- _Aim_
Please output every line of the items below as a JSON list of strings, with one string per line and blank lines left out.

- _Data records_
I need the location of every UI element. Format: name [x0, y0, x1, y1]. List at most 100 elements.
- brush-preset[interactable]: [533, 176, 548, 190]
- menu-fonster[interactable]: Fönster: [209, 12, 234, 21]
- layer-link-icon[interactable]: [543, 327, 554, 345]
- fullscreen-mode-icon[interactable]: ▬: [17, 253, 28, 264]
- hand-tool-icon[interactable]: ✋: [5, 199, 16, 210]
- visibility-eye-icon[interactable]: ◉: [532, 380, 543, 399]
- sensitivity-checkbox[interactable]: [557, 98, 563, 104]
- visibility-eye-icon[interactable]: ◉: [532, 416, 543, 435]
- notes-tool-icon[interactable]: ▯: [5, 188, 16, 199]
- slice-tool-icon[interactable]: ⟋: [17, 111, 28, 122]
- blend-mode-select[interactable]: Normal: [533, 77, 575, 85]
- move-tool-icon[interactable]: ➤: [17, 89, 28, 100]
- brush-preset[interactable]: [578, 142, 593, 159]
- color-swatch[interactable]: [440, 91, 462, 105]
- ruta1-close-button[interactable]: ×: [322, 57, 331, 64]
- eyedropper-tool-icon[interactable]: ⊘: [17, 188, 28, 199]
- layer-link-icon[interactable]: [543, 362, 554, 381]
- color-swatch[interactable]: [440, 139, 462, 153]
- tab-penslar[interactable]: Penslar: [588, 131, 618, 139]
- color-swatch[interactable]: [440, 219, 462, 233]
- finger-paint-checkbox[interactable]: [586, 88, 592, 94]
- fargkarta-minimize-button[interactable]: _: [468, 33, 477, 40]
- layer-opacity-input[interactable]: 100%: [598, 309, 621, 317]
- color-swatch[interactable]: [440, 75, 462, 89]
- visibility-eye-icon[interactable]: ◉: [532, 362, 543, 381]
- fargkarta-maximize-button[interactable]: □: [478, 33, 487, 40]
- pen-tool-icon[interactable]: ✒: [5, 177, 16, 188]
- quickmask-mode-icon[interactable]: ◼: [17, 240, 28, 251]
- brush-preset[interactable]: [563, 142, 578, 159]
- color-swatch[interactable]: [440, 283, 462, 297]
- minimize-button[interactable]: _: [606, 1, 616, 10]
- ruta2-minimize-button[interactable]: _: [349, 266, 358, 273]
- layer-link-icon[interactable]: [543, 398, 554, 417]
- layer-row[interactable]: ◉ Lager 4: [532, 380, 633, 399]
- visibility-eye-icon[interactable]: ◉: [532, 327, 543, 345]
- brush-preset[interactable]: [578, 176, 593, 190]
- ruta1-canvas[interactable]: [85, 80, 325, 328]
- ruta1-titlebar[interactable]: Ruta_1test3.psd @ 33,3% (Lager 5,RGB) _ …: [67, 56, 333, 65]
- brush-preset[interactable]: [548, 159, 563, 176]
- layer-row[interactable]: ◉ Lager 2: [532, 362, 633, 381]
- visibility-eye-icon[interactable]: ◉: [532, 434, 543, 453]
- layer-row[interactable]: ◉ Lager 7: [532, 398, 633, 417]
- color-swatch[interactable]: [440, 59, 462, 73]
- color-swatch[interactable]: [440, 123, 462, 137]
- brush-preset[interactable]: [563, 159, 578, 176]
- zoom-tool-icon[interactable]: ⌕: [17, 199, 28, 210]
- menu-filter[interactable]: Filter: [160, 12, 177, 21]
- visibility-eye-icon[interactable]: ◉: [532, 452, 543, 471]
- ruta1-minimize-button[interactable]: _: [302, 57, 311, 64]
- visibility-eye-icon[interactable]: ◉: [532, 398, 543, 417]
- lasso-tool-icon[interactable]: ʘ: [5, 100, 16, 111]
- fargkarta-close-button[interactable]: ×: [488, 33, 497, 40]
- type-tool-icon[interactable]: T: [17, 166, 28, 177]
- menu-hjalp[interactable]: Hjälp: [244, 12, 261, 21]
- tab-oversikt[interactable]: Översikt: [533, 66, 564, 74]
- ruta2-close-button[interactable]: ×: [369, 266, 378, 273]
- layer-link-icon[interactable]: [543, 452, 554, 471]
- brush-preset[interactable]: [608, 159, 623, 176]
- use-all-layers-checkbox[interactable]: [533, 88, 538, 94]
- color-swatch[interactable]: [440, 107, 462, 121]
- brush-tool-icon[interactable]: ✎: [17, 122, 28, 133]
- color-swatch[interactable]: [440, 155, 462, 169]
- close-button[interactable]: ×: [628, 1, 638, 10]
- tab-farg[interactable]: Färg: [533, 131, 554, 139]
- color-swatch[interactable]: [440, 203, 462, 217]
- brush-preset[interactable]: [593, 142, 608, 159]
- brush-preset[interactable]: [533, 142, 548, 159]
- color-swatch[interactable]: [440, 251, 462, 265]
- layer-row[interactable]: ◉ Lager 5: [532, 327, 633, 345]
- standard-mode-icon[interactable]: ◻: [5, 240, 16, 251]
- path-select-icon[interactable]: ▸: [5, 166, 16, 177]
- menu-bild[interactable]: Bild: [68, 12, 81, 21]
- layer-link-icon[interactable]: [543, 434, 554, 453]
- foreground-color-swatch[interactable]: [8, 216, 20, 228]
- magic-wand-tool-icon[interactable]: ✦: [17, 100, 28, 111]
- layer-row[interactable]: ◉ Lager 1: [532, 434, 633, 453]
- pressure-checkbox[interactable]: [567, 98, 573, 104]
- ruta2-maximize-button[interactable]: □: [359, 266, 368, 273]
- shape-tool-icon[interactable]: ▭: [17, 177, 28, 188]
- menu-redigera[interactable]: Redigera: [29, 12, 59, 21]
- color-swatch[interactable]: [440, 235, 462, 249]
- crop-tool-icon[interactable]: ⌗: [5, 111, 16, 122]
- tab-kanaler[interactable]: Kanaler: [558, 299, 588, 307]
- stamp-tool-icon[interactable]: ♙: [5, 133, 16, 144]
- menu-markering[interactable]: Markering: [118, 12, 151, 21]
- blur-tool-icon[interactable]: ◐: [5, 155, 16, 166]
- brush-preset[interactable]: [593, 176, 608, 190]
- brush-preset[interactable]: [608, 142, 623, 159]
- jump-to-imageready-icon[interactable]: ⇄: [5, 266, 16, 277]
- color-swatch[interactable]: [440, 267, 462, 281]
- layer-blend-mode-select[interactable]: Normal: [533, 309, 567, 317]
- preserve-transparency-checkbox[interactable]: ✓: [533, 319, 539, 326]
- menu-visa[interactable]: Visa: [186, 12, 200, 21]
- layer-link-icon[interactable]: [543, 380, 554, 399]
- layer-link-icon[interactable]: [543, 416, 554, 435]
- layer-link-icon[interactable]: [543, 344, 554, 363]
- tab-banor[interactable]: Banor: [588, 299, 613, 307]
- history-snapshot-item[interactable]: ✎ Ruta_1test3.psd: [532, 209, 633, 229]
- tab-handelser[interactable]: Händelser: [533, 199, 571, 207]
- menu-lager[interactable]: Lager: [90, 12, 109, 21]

- _Reply_
[
  "I need the location of every UI element. Format: name [x0, y0, x1, y1]. List at most 100 elements.",
  "- brush-preset[interactable]: [533, 176, 548, 190]",
  "- menu-fonster[interactable]: Fönster: [209, 12, 234, 21]",
  "- layer-link-icon[interactable]: [543, 327, 554, 345]",
  "- fullscreen-mode-icon[interactable]: ▬: [17, 253, 28, 264]",
  "- hand-tool-icon[interactable]: ✋: [5, 199, 16, 210]",
  "- visibility-eye-icon[interactable]: ◉: [532, 380, 543, 399]",
  "- sensitivity-checkbox[interactable]: [557, 98, 563, 104]",
  "- visibility-eye-icon[interactable]: ◉: [532, 416, 543, 435]",
  "- notes-tool-icon[interactable]: ▯: [5, 188, 16, 199]",
  "- slice-tool-icon[interactable]: ⟋: [17, 111, 28, 122]",
  "- blend-mode-select[interactable]: Normal: [533, 77, 575, 85]",
  "- move-tool-icon[interactable]: ➤: [17, 89, 28, 100]",
  "- brush-preset[interactable]: [578, 142, 593, 159]",
  "- color-swatch[interactable]: [440, 91, 462, 105]",
  "- ruta1-close-button[interactable]: ×: [322, 57, 331, 64]",
  "- eyedropper-tool-icon[interactable]: ⊘: [17, 188, 28, 199]",
  "- layer-link-icon[interactable]: [543, 362, 554, 381]",
  "- color-swatch[interactable]: [440, 139, 462, 153]",
  "- tab-penslar[interactable]: Penslar: [588, 131, 618, 139]",
  "- color-swatch[interactable]: [440, 219, 462, 233]",
  "- finger-paint-checkbox[interactable]: [586, 88, 592, 94]",
  "- fargkarta-minimize-button[interactable]: _: [468, 33, 477, 40]",
  "- layer-opacity-input[interactable]: 100%: [598, 309, 621, 317]",
  "- color-swatch[interactable]: [440, 75, 462, 89]",
  "- visibility-eye-icon[interactable]: ◉: [532, 362, 543, 381]",
  "- fargkarta-maximize-button[interactable]: □: [478, 33, 487, 40]",
  "- pen-tool-icon[interactable]: ✒: [5, 177, 16, 188]",
  "- quickmask-mode-icon[interactable]: ◼: [17, 240, 28, 251]",
  "- brush-preset[interactable]: [563, 142, 578, 159]",
  "- color-swatch[interactable]: [440, 283, 462, 297]",
  "- minimize-button[interactable]: _: [606, 1, 616, 10]",
  "- ruta2-minimize-button[interactable]: _: [349, 266, 358, 273]",
  "- layer-link-icon[interactable]: [543, 398, 554, 417]",
  "- layer-row[interactable]: ◉ Lager 4: [532, 380, 633, 399]",
  "- visibility-eye-icon[interactable]: ◉: [532, 327, 543, 345]",
  "- brush-preset[interactable]: [578, 176, 593, 190]",
  "- ruta1-canvas[interactable]: [85, 80, 325, 328]",
  "- ruta1-titlebar[interactable]: Ruta_1test3.psd @ 33,3% (Lager 5,RGB) _ …: [67, 56, 333, 65]",
  "- brush-preset[interactable]: [548, 159, 563, 176]",
  "- layer-row[interactable]: ◉ Lager 2: [532, 362, 633, 381]",
  "- visibility-eye-icon[interactable]: ◉: [532, 434, 543, 453]",
  "- layer-row[interactable]: ◉ Lager 7: [532, 398, 633, 417]",
  "- color-swatch[interactable]: [440, 59, 462, 73]",
  "- color-swatch[interactable]: [440, 123, 462, 137]",
  "- brush-preset[interactable]: [563, 159, 578, 176]",
  "- zoom-tool-icon[interactable]: ⌕: [17, 199, 28, 210]",
  "- menu-filter[interactable]: Filter: [160, 12, 177, 21]",
  "- visibility-eye-icon[interactable]: ◉: [532, 452, 543, 471]",
  "- ruta1-minimize-button[interactable]: _: [302, 57, 311, 64]",
  "- visibility-eye-icon[interactable]: ◉: [532, 398, 543, 417]",
  "- lasso-tool-icon[interactable]: ʘ: [5, 100, 16, 111]",
  "- fargkarta-close-button[interactable]: ×: [488, 33, 497, 40]",
  "- type-tool-icon[interactable]: T: [17, 166, 28, 177]",
  "- menu-hjalp[interactable]: Hjälp: [244, 12, 261, 21]",
  "- tab-oversikt[interactable]: Översikt: [533, 66, 564, 74]",
  "- ruta2-close-button[interactable]: ×: [369, 266, 378, 273]",
  "- layer-link-icon[interactable]: [543, 452, 554, 471]",
  "- brush-preset[interactable]: [608, 159, 623, 176]",
  "- use-all-layers-checkbox[interactable]: [533, 88, 538, 94]",
  "- color-swatch[interactable]: [440, 107, 462, 121]",
  "- brush-tool-icon[interactable]: ✎: [17, 122, 28, 133]",
  "- color-swatch[interactable]: [440, 155, 462, 169]",
  "- close-button[interactable]: ×: [628, 1, 638, 10]",
  "- tab-farg[interactable]: Färg: [533, 131, 554, 139]",
  "- color-swatch[interactable]: [440, 203, 462, 217]",
  "- brush-preset[interactable]: [593, 142, 608, 159]",
  "- brush-preset[interactable]: [533, 142, 548, 159]",
  "- color-swatch[interactable]: [440, 251, 462, 265]",
  "- layer-row[interactable]: ◉ Lager 5: [532, 327, 633, 345]",
  "- standard-mode-icon[interactable]: ◻: [5, 240, 16, 251]",
  "- path-select-icon[interactable]: ▸: [5, 166, 16, 177]",
  "- menu-bild[interactable]: Bild: [68, 12, 81, 21]",
  "- layer-link-icon[interactable]: [543, 434, 554, 453]",
  "- foreground-color-swatch[interactable]: [8, 216, 20, 228]",
  "- magic-wand-tool-icon[interactable]: ✦: [17, 100, 28, 111]",
  "- layer-row[interactable]: ◉ Lager 1: [532, 434, 633, 453]",
  "- pressure-checkbox[interactable]: [567, 98, 573, 104]",
  "- ruta2-maximize-button[interactable]: □: [359, 266, 368, 273]",
  "- shape-tool-icon[interactable]: ▭: [17, 177, 28, 188]",
  "- menu-redigera[interactable]: Redigera: [29, 12, 59, 21]",
  "- color-swatch[interactable]: [440, 235, 462, 249]",
  "- crop-tool-icon[interactable]: ⌗: [5, 111, 16, 122]",
  "- tab-kanaler[interactable]: Kanaler: [558, 299, 588, 307]",
  "- stamp-tool-icon[interactable]: ♙: [5, 133, 16, 144]",
  "- menu-markering[interactable]: Markering: [118, 12, 151, 21]",
  "- blur-tool-icon[interactable]: ◐: [5, 155, 16, 166]",
  "- brush-preset[interactable]: [593, 176, 608, 190]",
  "- brush-preset[interactable]: [608, 142, 623, 159]",
  "- jump-to-imageready-icon[interactable]: ⇄: [5, 266, 16, 277]",
  "- color-swatch[interactable]: [440, 267, 462, 281]",
  "- layer-blend-mode-select[interactable]: Normal: [533, 309, 567, 317]",
  "- preserve-transparency-checkbox[interactable]: ✓: [533, 319, 539, 326]",
  "- menu-visa[interactable]: Visa: [186, 12, 200, 21]",
  "- layer-link-icon[interactable]: [543, 380, 554, 399]",
  "- layer-link-icon[interactable]: [543, 416, 554, 435]",
  "- layer-link-icon[interactable]: [543, 344, 554, 363]",
  "- tab-banor[interactable]: Banor: [588, 299, 613, 307]",
  "- history-snapshot-item[interactable]: ✎ Ruta_1test3.psd: [532, 209, 633, 229]",
  "- tab-handelser[interactable]: Händelser: [533, 199, 571, 207]",
  "- menu-lager[interactable]: Lager: [90, 12, 109, 21]"
]